Required work:
Every line below must be reproduced exactly. Copy them all.

Provided records:
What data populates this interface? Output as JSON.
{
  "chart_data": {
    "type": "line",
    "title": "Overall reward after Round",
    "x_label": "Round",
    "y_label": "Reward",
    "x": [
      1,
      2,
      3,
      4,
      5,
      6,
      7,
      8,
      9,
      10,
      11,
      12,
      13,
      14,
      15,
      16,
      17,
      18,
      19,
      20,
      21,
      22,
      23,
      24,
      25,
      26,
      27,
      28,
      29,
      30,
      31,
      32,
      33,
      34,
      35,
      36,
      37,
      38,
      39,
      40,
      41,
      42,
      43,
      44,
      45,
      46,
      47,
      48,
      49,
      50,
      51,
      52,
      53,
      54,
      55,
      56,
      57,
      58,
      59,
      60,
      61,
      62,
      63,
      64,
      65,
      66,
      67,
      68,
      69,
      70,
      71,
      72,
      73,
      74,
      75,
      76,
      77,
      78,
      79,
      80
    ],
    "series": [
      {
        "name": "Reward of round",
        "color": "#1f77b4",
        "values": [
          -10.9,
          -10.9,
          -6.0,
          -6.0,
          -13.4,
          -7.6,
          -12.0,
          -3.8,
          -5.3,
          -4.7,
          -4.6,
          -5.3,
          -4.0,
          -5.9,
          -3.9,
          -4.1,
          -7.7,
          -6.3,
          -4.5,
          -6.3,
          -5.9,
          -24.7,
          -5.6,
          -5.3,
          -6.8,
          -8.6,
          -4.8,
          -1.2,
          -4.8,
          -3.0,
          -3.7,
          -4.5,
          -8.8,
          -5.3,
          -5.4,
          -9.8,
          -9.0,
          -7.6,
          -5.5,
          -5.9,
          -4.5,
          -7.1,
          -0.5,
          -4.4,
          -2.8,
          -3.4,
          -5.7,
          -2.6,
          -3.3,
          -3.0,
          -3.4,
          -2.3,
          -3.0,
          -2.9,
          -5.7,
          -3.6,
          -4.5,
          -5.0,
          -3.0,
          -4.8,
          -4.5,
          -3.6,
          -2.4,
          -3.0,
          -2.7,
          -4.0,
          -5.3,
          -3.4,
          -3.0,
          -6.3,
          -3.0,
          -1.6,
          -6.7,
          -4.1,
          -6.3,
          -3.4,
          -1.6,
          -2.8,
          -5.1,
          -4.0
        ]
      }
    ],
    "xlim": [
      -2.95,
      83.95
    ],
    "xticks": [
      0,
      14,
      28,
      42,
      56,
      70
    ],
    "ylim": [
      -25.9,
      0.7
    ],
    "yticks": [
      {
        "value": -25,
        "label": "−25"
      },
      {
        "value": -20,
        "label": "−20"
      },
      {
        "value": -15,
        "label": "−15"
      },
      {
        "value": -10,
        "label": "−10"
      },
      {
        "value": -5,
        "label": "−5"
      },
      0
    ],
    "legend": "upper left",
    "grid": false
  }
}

Exercise response:
What data populates this interface? Output as JSON.
{
  "chart_data": {
    "type": "line",
    "title": "Overall reward after Round",
    "x_label": "Round",
    "y_label": "Reward",
    "x": [
      1,
      2,
      3,
      4,
      5,
      6,
      7,
      8,
      9,
      10,
      11,
      12,
      13,
      14,
      15,
      16,
      17,
      18,
      19,
      20,
      21,
      22,
      23,
      24,
      25,
      26,
      27,
      28,
      29,
      30,
      31,
      32,
      33,
      34,
      35,
      36,
      37,
      38,
      39,
      40,
      41,
      42,
      43,
      44,
      45,
      46,
      47,
      48,
      49,
      50,
      51,
      52,
      53,
      54,
      55,
      56,
      57,
      58,
      59,
      60,
      61,
      62,
      63,
      64,
      65,
      66,
      67,
      68,
      69,
      70,
      71,
      72,
      73,
      74,
      75,
      76,
      77,
      78,
      79,
      80
    ],
    "series": [
      {
        "name": "Reward of round",
        "color": "#1f77b4",
        "values": [
          -10.9,
          -10.9,
          -6.0,
          -6.0,
          -13.4,
          -7.6,
          -12.0,
          -3.8,
          -5.3,
          -4.7,
          -4.6,
          -5.3,
          -4.0,
          -5.9,
          -3.9,
          -4.1,
          -7.7,
          -6.3,
          -4.5,
          -6.3,
          -5.9,
          -24.7,
          -5.6,
          -5.3,
          -6.8,
          -8.6,
          -4.8,
          -1.2,
          -4.8,
          -3.0,
          -3.7,
          -4.5,
          -8.8,
          -5.3,
          -5.4,
          -9.8,
          -9.0,
          -7.6,
          -5.5,
          -5.9,
          -4.5,
          -7.1,
          -0.5,
          -4.4,
          -2.8,
          -3.4,
          -5.7,
          -2.6,
          -3.3,
          -3.0,
          -3.4,
          -2.3,
          -3.0,
          -2.9,
          -5.7,
          -3.6,
          -4.5,
          -5.0,
          -3.0,
          -4.8,
          -4.5,
          -3.6,
          -2.4,
          -3.0,
          -2.7,
          -4.0,
          -5.3,
          -3.4,
          -3.0,
          -6.3,
          -3.0,
          -1.6,
          -6.7,
          -4.1,
          -6.3,
          -3.4,
          -1.6,
          -2.8,
          -5.1,
          -4.0
        ]
      }
    ],
    "xlim": [
      -2.95,
      83.95
    ],
    "xticks": [
      0,
      14,
      28,
      42,
      56,
      70
    ],
    "ylim": [
      -25.9,
      0.7
    ],
    "yticks": [
      {
        "value": -25,
        "label": "−25"
      },
      {
        "value": -20,
        "label": "−20"
      },
      {
        "value": -15,
        "label": "−15"
      },
      {
        "value": -10,
        "label": "−10"
      },
      {
        "value": -5,
        "label": "−5"
      },
      0
    ],
    "legend": "upper left",
    "grid": false
  }
}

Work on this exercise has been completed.